> [What is required] No images are to be carried over; print all other material exactly as it stands.

> [Data to process]
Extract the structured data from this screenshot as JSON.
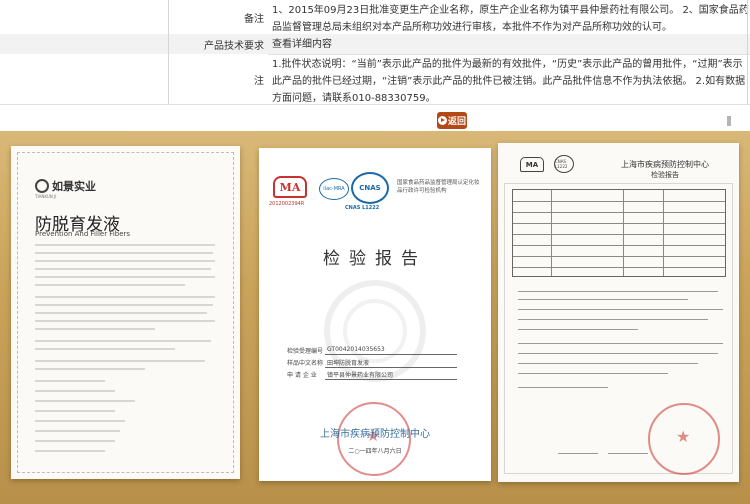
{
  "info": {
    "rows": [
      {
        "label": "备注",
        "value": "1、2015年09月23日批准变更生产企业名称，原生产企业名称为镇平县仲景药社有限公司。  2、国家食品药品监督管理总局未组织对本产品所称功效进行审核，本批件不作为对产品所称功效的认可。"
      },
      {
        "label": "产品技术要求",
        "value": "查看详细内容"
      },
      {
        "label": "注",
        "value": "1.批件状态说明：“当前”表示此产品的批件为最新的有效批件，“历史”表示此产品的曾用批件，“过期”表示此产品的批件已经过期，“注销”表示此产品的批件已被注销。此产品批件信息不作为执法依据。  2.如有数据方面问题，请联系010-88330759。"
      }
    ],
    "back_label": "返回"
  },
  "doc1": {
    "logo_text": "如景实业",
    "logo_sub": "TIANKUN JI",
    "title": "防脱育发液",
    "subtitle": "Prevention And Filler Fibers"
  },
  "doc2": {
    "ma_label": "MA",
    "ma_number": "2012002394R",
    "ilac_label": "ilac-MRA",
    "cnas_label": "CNAS",
    "cnas_number": "CNAS L1222",
    "org_text": "国家食品药品监督管理局认定化妆品行政许可检验机构",
    "title": "检验报告",
    "fields": [
      {
        "key": "检验受理编号",
        "value": "GT0042014035653"
      },
      {
        "key": "样品中文名称",
        "value": "田坤防脱育发液"
      },
      {
        "key": "申  请  企  业",
        "value": "镇平县仲景药业有限公司"
      }
    ],
    "issuer": "上海市疾病预防控制中心",
    "date": "二○一四年八月六日"
  },
  "doc3": {
    "ma_label": "MA",
    "cnas_label": "CNAS L1222",
    "org_title": "上海市疾病预防控制中心",
    "report_title": "检验报告"
  }
}
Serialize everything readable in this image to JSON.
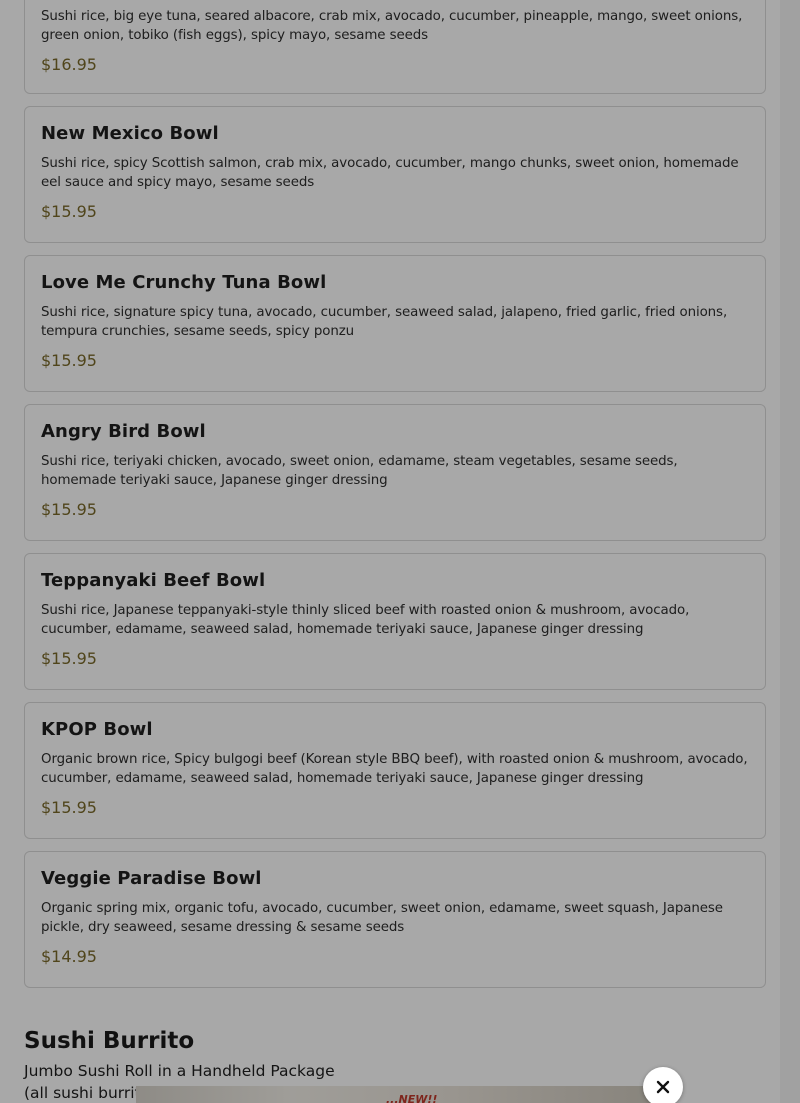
{
  "menu": {
    "items": [
      {
        "name": "",
        "description": "Sushi rice, big eye tuna, seared albacore, crab mix, avocado, cucumber, pineapple, mango, sweet onions, green onion, tobiko (fish eggs), spicy mayo, sesame seeds",
        "price": "$16.95"
      },
      {
        "name": "New Mexico Bowl",
        "description": "Sushi rice, spicy Scottish salmon, crab mix, avocado, cucumber, mango chunks, sweet onion, homemade eel sauce and spicy mayo, sesame seeds",
        "price": "$15.95"
      },
      {
        "name": "Love Me Crunchy Tuna Bowl",
        "description": "Sushi rice, signature spicy tuna, avocado, cucumber, seaweed salad, jalapeno, fried garlic, fried onions, tempura crunchies, sesame seeds, spicy ponzu",
        "price": "$15.95"
      },
      {
        "name": "Angry Bird Bowl",
        "description": "Sushi rice, teriyaki chicken, avocado, sweet onion, edamame, steam vegetables, sesame seeds, homemade teriyaki sauce, Japanese ginger dressing",
        "price": "$15.95"
      },
      {
        "name": "Teppanyaki Beef Bowl",
        "description": "Sushi rice, Japanese teppanyaki-style thinly sliced beef with roasted onion & mushroom, avocado, cucumber, edamame, seaweed salad, homemade teriyaki sauce, Japanese ginger dressing",
        "price": "$15.95"
      },
      {
        "name": "KPOP Bowl",
        "description": "Organic brown rice, Spicy bulgogi beef (Korean style BBQ beef), with roasted onion & mushroom, avocado, cucumber, edamame, seaweed salad, homemade teriyaki sauce, Japanese ginger dressing",
        "price": "$15.95"
      },
      {
        "name": "Veggie Paradise Bowl",
        "description": "Organic spring mix, organic tofu, avocado, cucumber, sweet onion, edamame, sweet squash, Japanese pickle, dry seaweed, sesame dressing & sesame seeds",
        "price": "$14.95"
      }
    ]
  },
  "section": {
    "title": "Sushi Burrito",
    "subtitle": "Jumbo Sushi Roll in a Handheld Package",
    "subtitle2": "(all sushi burrito"
  },
  "preview": {
    "scribble_text": "...NEW!!"
  },
  "modal": {
    "close_icon": "close-icon",
    "overlay_color": "rgba(0,0,0,0.34)"
  },
  "colors": {
    "price": "#7a6a2a"
  }
}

> [Full response]
Extract the structured data from this screenshot as JSON.
{
  "info": {
    "rows": [
      {
        "label": "备注",
        "value": "1、2015年09月23日批准变更生产企业名称，原生产企业名称为镇平县仲景药社有限公司。  2、国家食品药品监督管理总局未组织对本产品所称功效进行审核，本批件不作为对产品所称功效的认可。"
      },
      {
        "label": "产品技术要求",
        "value": "查看详细内容"
      },
      {
        "label": "注",
        "value": "1.批件状态说明：“当前”表示此产品的批件为最新的有效批件，“历史”表示此产品的曾用批件，“过期”表示此产品的批件已经过期，“注销”表示此产品的批件已被注销。此产品批件信息不作为执法依据。  2.如有数据方面问题，请联系010-88330759。"
      }
    ],
    "back_label": "返回"
  },
  "doc1": {
    "logo_text": "如景实业",
    "logo_sub": "TIANKUN JI",
    "title": "防脱育发液",
    "subtitle": "Prevention And Filler Fibers"
  },
  "doc2": {
    "ma_label": "MA",
    "ma_number": "2012002394R",
    "ilac_label": "ilac-MRA",
    "cnas_label": "CNAS",
    "cnas_number": "CNAS L1222",
    "org_text": "国家食品药品监督管理局认定化妆品行政许可检验机构",
    "title": "检验报告",
    "fields": [
      {
        "key": "检验受理编号",
        "value": "GT0042014035653"
      },
      {
        "key": "样品中文名称",
        "value": "田坤防脱育发液"
      },
      {
        "key": "申  请  企  业",
        "value": "镇平县仲景药业有限公司"
      }
    ],
    "issuer": "上海市疾病预防控制中心",
    "date": "二○一四年八月六日"
  },
  "doc3": {
    "ma_label": "MA",
    "cnas_label": "CNAS L1222",
    "org_title": "上海市疾病预防控制中心",
    "report_title": "检验报告"
  }
}
Serialize everything readable in this image to JSON.
{
  "menu": {
    "items": [
      {
        "name": "",
        "description": "Sushi rice, big eye tuna, seared albacore, crab mix, avocado, cucumber, pineapple, mango, sweet onions, green onion, tobiko (fish eggs), spicy mayo, sesame seeds",
        "price": "$16.95"
      },
      {
        "name": "New Mexico Bowl",
        "description": "Sushi rice, spicy Scottish salmon, crab mix, avocado, cucumber, mango chunks, sweet onion, homemade eel sauce and spicy mayo, sesame seeds",
        "price": "$15.95"
      },
      {
        "name": "Love Me Crunchy Tuna Bowl",
        "description": "Sushi rice, signature spicy tuna, avocado, cucumber, seaweed salad, jalapeno, fried garlic, fried onions, tempura crunchies, sesame seeds, spicy ponzu",
        "price": "$15.95"
      },
      {
        "name": "Angry Bird Bowl",
        "description": "Sushi rice, teriyaki chicken, avocado, sweet onion, edamame, steam vegetables, sesame seeds, homemade teriyaki sauce, Japanese ginger dressing",
        "price": "$15.95"
      },
      {
        "name": "Teppanyaki Beef Bowl",
        "description": "Sushi rice, Japanese teppanyaki-style thinly sliced beef with roasted onion & mushroom, avocado, cucumber, edamame, seaweed salad, homemade teriyaki sauce, Japanese ginger dressing",
        "price": "$15.95"
      },
      {
        "name": "KPOP Bowl",
        "description": "Organic brown rice, Spicy bulgogi beef (Korean style BBQ beef), with roasted onion & mushroom, avocado, cucumber, edamame, seaweed salad, homemade teriyaki sauce, Japanese ginger dressing",
        "price": "$15.95"
      },
      {
        "name": "Veggie Paradise Bowl",
        "description": "Organic spring mix, organic tofu, avocado, cucumber, sweet onion, edamame, sweet squash, Japanese pickle, dry seaweed, sesame dressing & sesame seeds",
        "price": "$14.95"
      }
    ]
  },
  "section": {
    "title": "Sushi Burrito",
    "subtitle": "Jumbo Sushi Roll in a Handheld Package",
    "subtitle2": "(all sushi burrito"
  },
  "preview": {
    "scribble_text": "...NEW!!"
  },
  "modal": {
    "close_icon": "close-icon",
    "overlay_color": "rgba(0,0,0,0.34)"
  },
  "colors": {
    "price": "#7a6a2a"
  }
}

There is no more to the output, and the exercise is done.